Work instructions ▸
Could you extract every entry below and reproduce it exactly?

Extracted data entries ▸
--
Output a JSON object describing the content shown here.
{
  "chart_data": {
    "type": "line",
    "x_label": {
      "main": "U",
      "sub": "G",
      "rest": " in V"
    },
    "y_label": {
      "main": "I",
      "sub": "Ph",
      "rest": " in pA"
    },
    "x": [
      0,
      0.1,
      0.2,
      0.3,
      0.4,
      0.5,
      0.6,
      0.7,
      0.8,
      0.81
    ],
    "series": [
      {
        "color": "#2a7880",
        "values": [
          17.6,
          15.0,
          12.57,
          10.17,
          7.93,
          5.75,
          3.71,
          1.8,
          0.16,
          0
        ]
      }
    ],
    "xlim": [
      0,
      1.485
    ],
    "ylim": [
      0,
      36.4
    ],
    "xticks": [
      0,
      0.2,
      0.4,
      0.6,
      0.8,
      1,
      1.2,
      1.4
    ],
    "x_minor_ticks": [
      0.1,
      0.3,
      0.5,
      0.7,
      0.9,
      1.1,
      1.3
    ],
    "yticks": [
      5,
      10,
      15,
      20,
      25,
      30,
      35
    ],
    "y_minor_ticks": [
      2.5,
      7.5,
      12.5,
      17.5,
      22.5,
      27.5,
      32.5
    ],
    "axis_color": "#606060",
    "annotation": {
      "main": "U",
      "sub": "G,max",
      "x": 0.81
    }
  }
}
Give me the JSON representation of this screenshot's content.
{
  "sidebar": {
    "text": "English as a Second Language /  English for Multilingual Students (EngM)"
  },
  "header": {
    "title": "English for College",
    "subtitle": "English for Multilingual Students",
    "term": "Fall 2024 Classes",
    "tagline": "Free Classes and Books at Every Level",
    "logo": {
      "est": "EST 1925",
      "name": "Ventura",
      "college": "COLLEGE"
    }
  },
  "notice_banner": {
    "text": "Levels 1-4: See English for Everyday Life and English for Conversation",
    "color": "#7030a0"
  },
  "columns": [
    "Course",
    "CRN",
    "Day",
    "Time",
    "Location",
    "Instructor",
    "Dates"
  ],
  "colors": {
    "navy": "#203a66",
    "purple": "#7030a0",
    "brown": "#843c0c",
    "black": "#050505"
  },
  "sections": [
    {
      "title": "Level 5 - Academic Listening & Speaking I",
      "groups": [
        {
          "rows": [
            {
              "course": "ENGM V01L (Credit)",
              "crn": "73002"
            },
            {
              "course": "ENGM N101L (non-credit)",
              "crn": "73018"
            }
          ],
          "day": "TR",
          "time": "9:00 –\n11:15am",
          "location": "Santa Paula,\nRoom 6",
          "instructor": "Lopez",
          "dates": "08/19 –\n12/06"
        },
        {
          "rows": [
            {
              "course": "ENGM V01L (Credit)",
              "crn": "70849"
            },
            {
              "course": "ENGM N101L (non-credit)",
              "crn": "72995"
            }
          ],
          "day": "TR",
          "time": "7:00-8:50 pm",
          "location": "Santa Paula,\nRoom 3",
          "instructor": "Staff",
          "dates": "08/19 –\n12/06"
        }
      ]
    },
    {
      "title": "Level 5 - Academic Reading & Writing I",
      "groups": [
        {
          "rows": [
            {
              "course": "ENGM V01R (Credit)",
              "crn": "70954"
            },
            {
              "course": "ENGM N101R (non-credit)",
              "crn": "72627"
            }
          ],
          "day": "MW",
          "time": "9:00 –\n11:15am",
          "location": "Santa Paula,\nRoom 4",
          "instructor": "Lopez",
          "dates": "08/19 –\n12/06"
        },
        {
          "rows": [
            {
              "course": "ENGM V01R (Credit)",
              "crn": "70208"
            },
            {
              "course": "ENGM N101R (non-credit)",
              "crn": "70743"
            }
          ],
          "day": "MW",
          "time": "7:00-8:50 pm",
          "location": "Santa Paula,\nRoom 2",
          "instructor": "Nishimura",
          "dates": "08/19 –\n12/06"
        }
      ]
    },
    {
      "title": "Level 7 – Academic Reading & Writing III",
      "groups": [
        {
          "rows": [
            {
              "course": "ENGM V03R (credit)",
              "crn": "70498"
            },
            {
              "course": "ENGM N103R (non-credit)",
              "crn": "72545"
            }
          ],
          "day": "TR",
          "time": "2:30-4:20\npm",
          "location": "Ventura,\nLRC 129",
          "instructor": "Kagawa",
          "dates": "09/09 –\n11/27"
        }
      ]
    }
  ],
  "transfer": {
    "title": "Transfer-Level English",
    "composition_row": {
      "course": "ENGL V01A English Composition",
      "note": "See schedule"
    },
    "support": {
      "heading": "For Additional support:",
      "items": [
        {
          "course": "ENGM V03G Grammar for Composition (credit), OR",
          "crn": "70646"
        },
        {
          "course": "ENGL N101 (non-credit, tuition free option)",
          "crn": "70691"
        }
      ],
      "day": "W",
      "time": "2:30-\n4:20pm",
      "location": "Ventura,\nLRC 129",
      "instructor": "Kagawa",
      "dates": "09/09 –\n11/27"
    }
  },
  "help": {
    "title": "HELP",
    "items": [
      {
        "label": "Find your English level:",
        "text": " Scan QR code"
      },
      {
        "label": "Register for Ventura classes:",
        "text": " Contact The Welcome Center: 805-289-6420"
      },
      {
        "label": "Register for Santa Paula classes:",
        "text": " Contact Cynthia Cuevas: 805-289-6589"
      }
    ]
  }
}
--
Final answer ▸
Output a JSON object describing the content shown here.
{
  "chart_data": {
    "type": "line",
    "x_label": {
      "main": "U",
      "sub": "G",
      "rest": " in V"
    },
    "y_label": {
      "main": "I",
      "sub": "Ph",
      "rest": " in pA"
    },
    "x": [
      0,
      0.1,
      0.2,
      0.3,
      0.4,
      0.5,
      0.6,
      0.7,
      0.8,
      0.81
    ],
    "series": [
      {
        "color": "#2a7880",
        "values": [
          17.6,
          15.0,
          12.57,
          10.17,
          7.93,
          5.75,
          3.71,
          1.8,
          0.16,
          0
        ]
      }
    ],
    "xlim": [
      0,
      1.485
    ],
    "ylim": [
      0,
      36.4
    ],
    "xticks": [
      0,
      0.2,
      0.4,
      0.6,
      0.8,
      1,
      1.2,
      1.4
    ],
    "x_minor_ticks": [
      0.1,
      0.3,
      0.5,
      0.7,
      0.9,
      1.1,
      1.3
    ],
    "yticks": [
      5,
      10,
      15,
      20,
      25,
      30,
      35
    ],
    "y_minor_ticks": [
      2.5,
      7.5,
      12.5,
      17.5,
      22.5,
      27.5,
      32.5
    ],
    "axis_color": "#606060",
    "annotation": {
      "main": "U",
      "sub": "G,max",
      "x": 0.81
    }
  }
}
Give me the JSON representation of this screenshot's content.
{
  "sidebar": {
    "text": "English as a Second Language /  English for Multilingual Students (EngM)"
  },
  "header": {
    "title": "English for College",
    "subtitle": "English for Multilingual Students",
    "term": "Fall 2024 Classes",
    "tagline": "Free Classes and Books at Every Level",
    "logo": {
      "est": "EST 1925",
      "name": "Ventura",
      "college": "COLLEGE"
    }
  },
  "notice_banner": {
    "text": "Levels 1-4: See English for Everyday Life and English for Conversation",
    "color": "#7030a0"
  },
  "columns": [
    "Course",
    "CRN",
    "Day",
    "Time",
    "Location",
    "Instructor",
    "Dates"
  ],
  "colors": {
    "navy": "#203a66",
    "purple": "#7030a0",
    "brown": "#843c0c",
    "black": "#050505"
  },
  "sections": [
    {
      "title": "Level 5 - Academic Listening & Speaking I",
      "groups": [
        {
          "rows": [
            {
              "course": "ENGM V01L (Credit)",
              "crn": "73002"
            },
            {
              "course": "ENGM N101L (non-credit)",
              "crn": "73018"
            }
          ],
          "day": "TR",
          "time": "9:00 –\n11:15am",
          "location": "Santa Paula,\nRoom 6",
          "instructor": "Lopez",
          "dates": "08/19 –\n12/06"
        },
        {
          "rows": [
            {
              "course": "ENGM V01L (Credit)",
              "crn": "70849"
            },
            {
              "course": "ENGM N101L (non-credit)",
              "crn": "72995"
            }
          ],
          "day": "TR",
          "time": "7:00-8:50 pm",
          "location": "Santa Paula,\nRoom 3",
          "instructor": "Staff",
          "dates": "08/19 –\n12/06"
        }
      ]
    },
    {
      "title": "Level 5 - Academic Reading & Writing I",
      "groups": [
        {
          "rows": [
            {
              "course": "ENGM V01R (Credit)",
              "crn": "70954"
            },
            {
              "course": "ENGM N101R (non-credit)",
              "crn": "72627"
            }
          ],
          "day": "MW",
          "time": "9:00 –\n11:15am",
          "location": "Santa Paula,\nRoom 4",
          "instructor": "Lopez",
          "dates": "08/19 –\n12/06"
        },
        {
          "rows": [
            {
              "course": "ENGM V01R (Credit)",
              "crn": "70208"
            },
            {
              "course": "ENGM N101R (non-credit)",
              "crn": "70743"
            }
          ],
          "day": "MW",
          "time": "7:00-8:50 pm",
          "location": "Santa Paula,\nRoom 2",
          "instructor": "Nishimura",
          "dates": "08/19 –\n12/06"
        }
      ]
    },
    {
      "title": "Level 7 – Academic Reading & Writing III",
      "groups": [
        {
          "rows": [
            {
              "course": "ENGM V03R (credit)",
              "crn": "70498"
            },
            {
              "course": "ENGM N103R (non-credit)",
              "crn": "72545"
            }
          ],
          "day": "TR",
          "time": "2:30-4:20\npm",
          "location": "Ventura,\nLRC 129",
          "instructor": "Kagawa",
          "dates": "09/09 –\n11/27"
        }
      ]
    }
  ],
  "transfer": {
    "title": "Transfer-Level English",
    "composition_row": {
      "course": "ENGL V01A English Composition",
      "note": "See schedule"
    },
    "support": {
      "heading": "For Additional support:",
      "items": [
        {
          "course": "ENGM V03G Grammar for Composition (credit), OR",
          "crn": "70646"
        },
        {
          "course": "ENGL N101 (non-credit, tuition free option)",
          "crn": "70691"
        }
      ],
      "day": "W",
      "time": "2:30-\n4:20pm",
      "location": "Ventura,\nLRC 129",
      "instructor": "Kagawa",
      "dates": "09/09 –\n11/27"
    }
  },
  "help": {
    "title": "HELP",
    "items": [
      {
        "label": "Find your English level:",
        "text": " Scan QR code"
      },
      {
        "label": "Register for Ventura classes:",
        "text": " Contact The Welcome Center: 805-289-6420"
      },
      {
        "label": "Register for Santa Paula classes:",
        "text": " Contact Cynthia Cuevas: 805-289-6589"
      }
    ]
  }
}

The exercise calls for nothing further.